RECORDED DATA
* * * * *

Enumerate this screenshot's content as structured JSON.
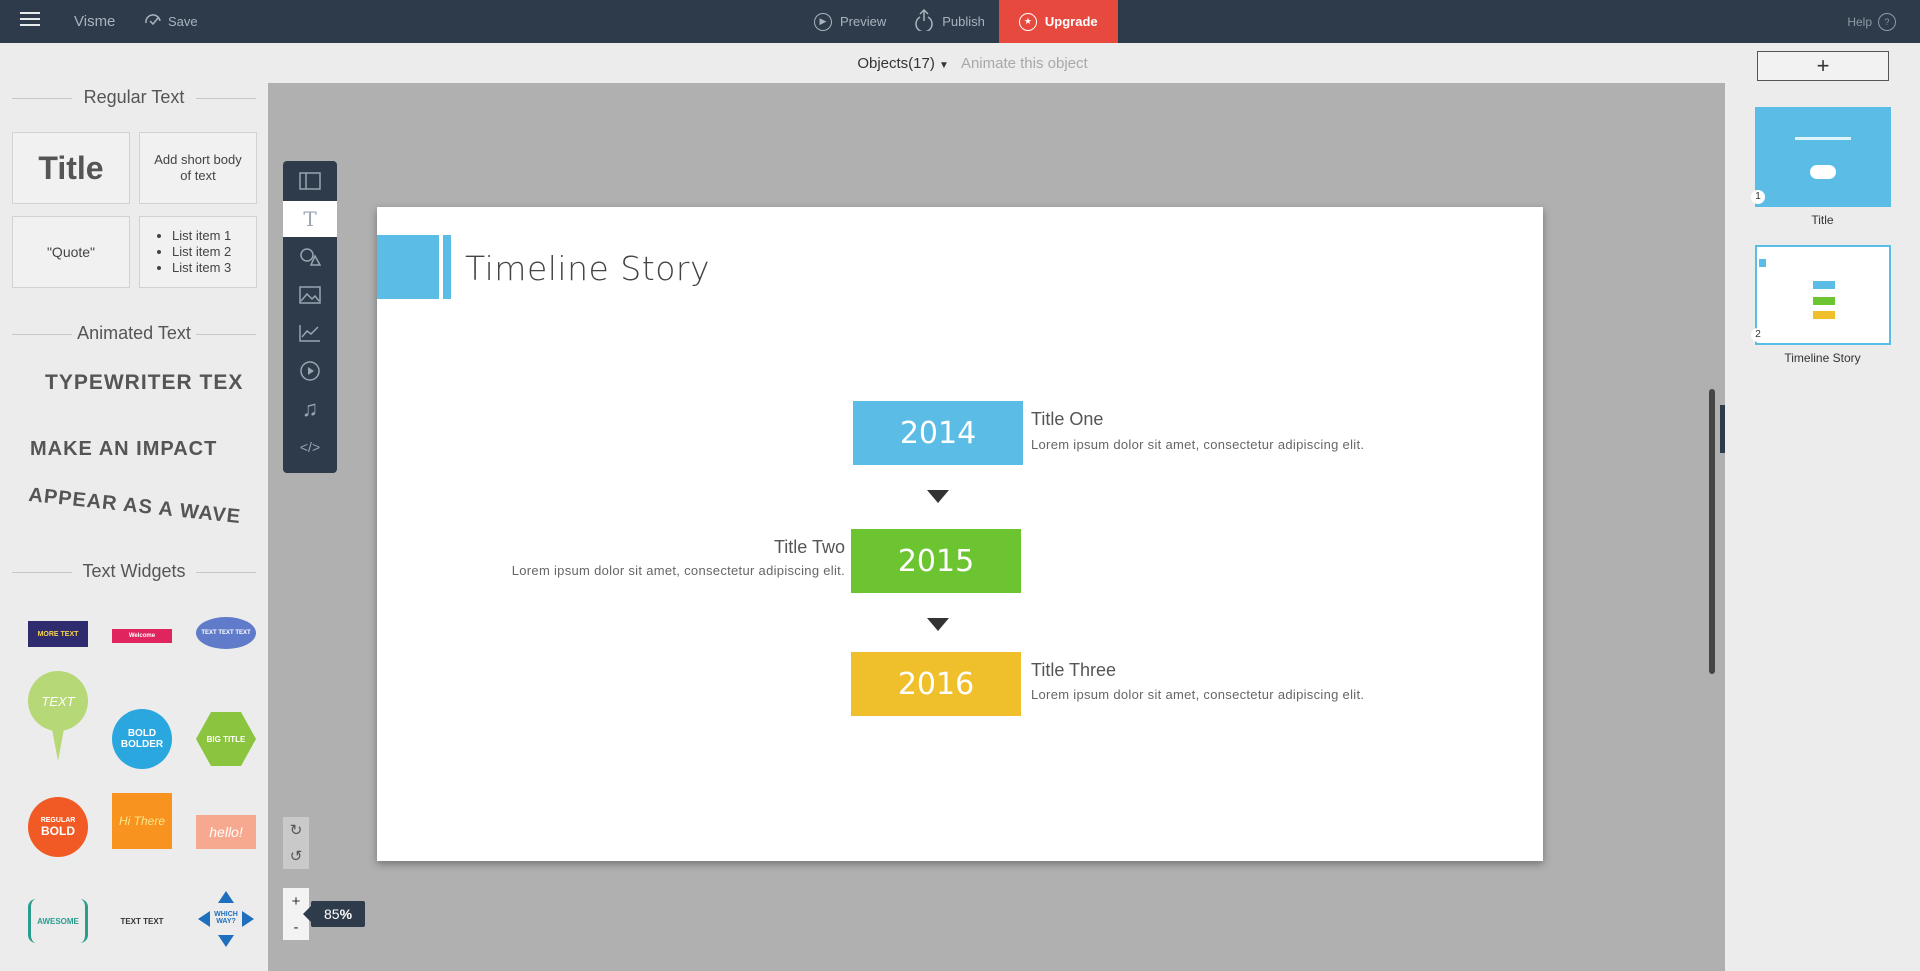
{
  "topbar": {
    "brand": "Visme",
    "save": "Save",
    "preview": "Preview",
    "publish": "Publish",
    "upgrade": "Upgrade",
    "help": "Help",
    "help_icon": "?"
  },
  "subbar": {
    "objects": "Objects(17)",
    "animate": "Animate this object"
  },
  "left_panel": {
    "regular_text_title": "Regular Text",
    "tiles": {
      "title": "Title",
      "body": "Add short body of text",
      "quote": "\"Quote\"",
      "list": [
        "List item 1",
        "List item 2",
        "List item 3"
      ]
    },
    "animated_text_title": "Animated Text",
    "animated": {
      "typewriter": "TYPEWRITER TEX",
      "impact": "MAKE AN IMPACT",
      "wave": "APPEAR AS A WAVE"
    },
    "text_widgets_title": "Text Widgets",
    "widgets": {
      "w1": "MORE TEXT",
      "w2": "Welcome",
      "w3": "TEXT TEXT TEXT",
      "w4": "TEXT",
      "w5_line1": "BOLD",
      "w5_line2": "BOLDER",
      "w6": "BIG TITLE",
      "w7_line1": "REGULAR",
      "w7_line2": "BOLD",
      "w8": "Hi There",
      "w9": "hello!",
      "w10": "AWESOME",
      "w11": "TEXT TEXT",
      "w12": "WHICH WAY?"
    }
  },
  "slide": {
    "title": "Timeline Story",
    "timeline": [
      {
        "year": "2014",
        "title": "Title One",
        "body": "Lorem ipsum dolor sit amet, consectetur adipiscing elit.",
        "color": "#5bbde6"
      },
      {
        "year": "2015",
        "title": "Title Two",
        "body": "Lorem ipsum dolor sit amet, consectetur adipiscing elit.",
        "color": "#6cc431"
      },
      {
        "year": "2016",
        "title": "Title Three",
        "body": "Lorem ipsum dolor sit amet, consectetur adipiscing elit.",
        "color": "#f0bf2c"
      }
    ]
  },
  "zoom": {
    "value": "85",
    "unit": "%",
    "plus": "+",
    "minus": "-"
  },
  "right_panel": {
    "add": "+",
    "slides": [
      {
        "num": "1",
        "label": "Title"
      },
      {
        "num": "2",
        "label": "Timeline Story"
      }
    ]
  },
  "tools": [
    "layout-icon",
    "text-icon",
    "shapes-icon",
    "image-icon",
    "chart-icon",
    "video-icon",
    "audio-icon",
    "embed-icon"
  ],
  "colors": {
    "topbar": "#2e3b4b",
    "upgrade": "#e8493e",
    "accent_blue": "#5bbde6",
    "green": "#6cc431",
    "yellow": "#f0bf2c"
  }
}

* * * * *

EXERCISE PROMPT
Repeat the data in full and exactly. Omit pictures.

CORRECT ANSWER
Enumerate this screenshot's content as structured JSON.
{
  "topbar": {
    "brand": "Visme",
    "save": "Save",
    "preview": "Preview",
    "publish": "Publish",
    "upgrade": "Upgrade",
    "help": "Help",
    "help_icon": "?"
  },
  "subbar": {
    "objects": "Objects(17)",
    "animate": "Animate this object"
  },
  "left_panel": {
    "regular_text_title": "Regular Text",
    "tiles": {
      "title": "Title",
      "body": "Add short body of text",
      "quote": "\"Quote\"",
      "list": [
        "List item 1",
        "List item 2",
        "List item 3"
      ]
    },
    "animated_text_title": "Animated Text",
    "animated": {
      "typewriter": "TYPEWRITER TEX",
      "impact": "MAKE AN IMPACT",
      "wave": "APPEAR AS A WAVE"
    },
    "text_widgets_title": "Text Widgets",
    "widgets": {
      "w1": "MORE TEXT",
      "w2": "Welcome",
      "w3": "TEXT TEXT TEXT",
      "w4": "TEXT",
      "w5_line1": "BOLD",
      "w5_line2": "BOLDER",
      "w6": "BIG TITLE",
      "w7_line1": "REGULAR",
      "w7_line2": "BOLD",
      "w8": "Hi There",
      "w9": "hello!",
      "w10": "AWESOME",
      "w11": "TEXT TEXT",
      "w12": "WHICH WAY?"
    }
  },
  "slide": {
    "title": "Timeline Story",
    "timeline": [
      {
        "year": "2014",
        "title": "Title One",
        "body": "Lorem ipsum dolor sit amet, consectetur adipiscing elit.",
        "color": "#5bbde6"
      },
      {
        "year": "2015",
        "title": "Title Two",
        "body": "Lorem ipsum dolor sit amet, consectetur adipiscing elit.",
        "color": "#6cc431"
      },
      {
        "year": "2016",
        "title": "Title Three",
        "body": "Lorem ipsum dolor sit amet, consectetur adipiscing elit.",
        "color": "#f0bf2c"
      }
    ]
  },
  "zoom": {
    "value": "85",
    "unit": "%",
    "plus": "+",
    "minus": "-"
  },
  "right_panel": {
    "add": "+",
    "slides": [
      {
        "num": "1",
        "label": "Title"
      },
      {
        "num": "2",
        "label": "Timeline Story"
      }
    ]
  },
  "tools": [
    "layout-icon",
    "text-icon",
    "shapes-icon",
    "image-icon",
    "chart-icon",
    "video-icon",
    "audio-icon",
    "embed-icon"
  ],
  "colors": {
    "topbar": "#2e3b4b",
    "upgrade": "#e8493e",
    "accent_blue": "#5bbde6",
    "green": "#6cc431",
    "yellow": "#f0bf2c"
  }
}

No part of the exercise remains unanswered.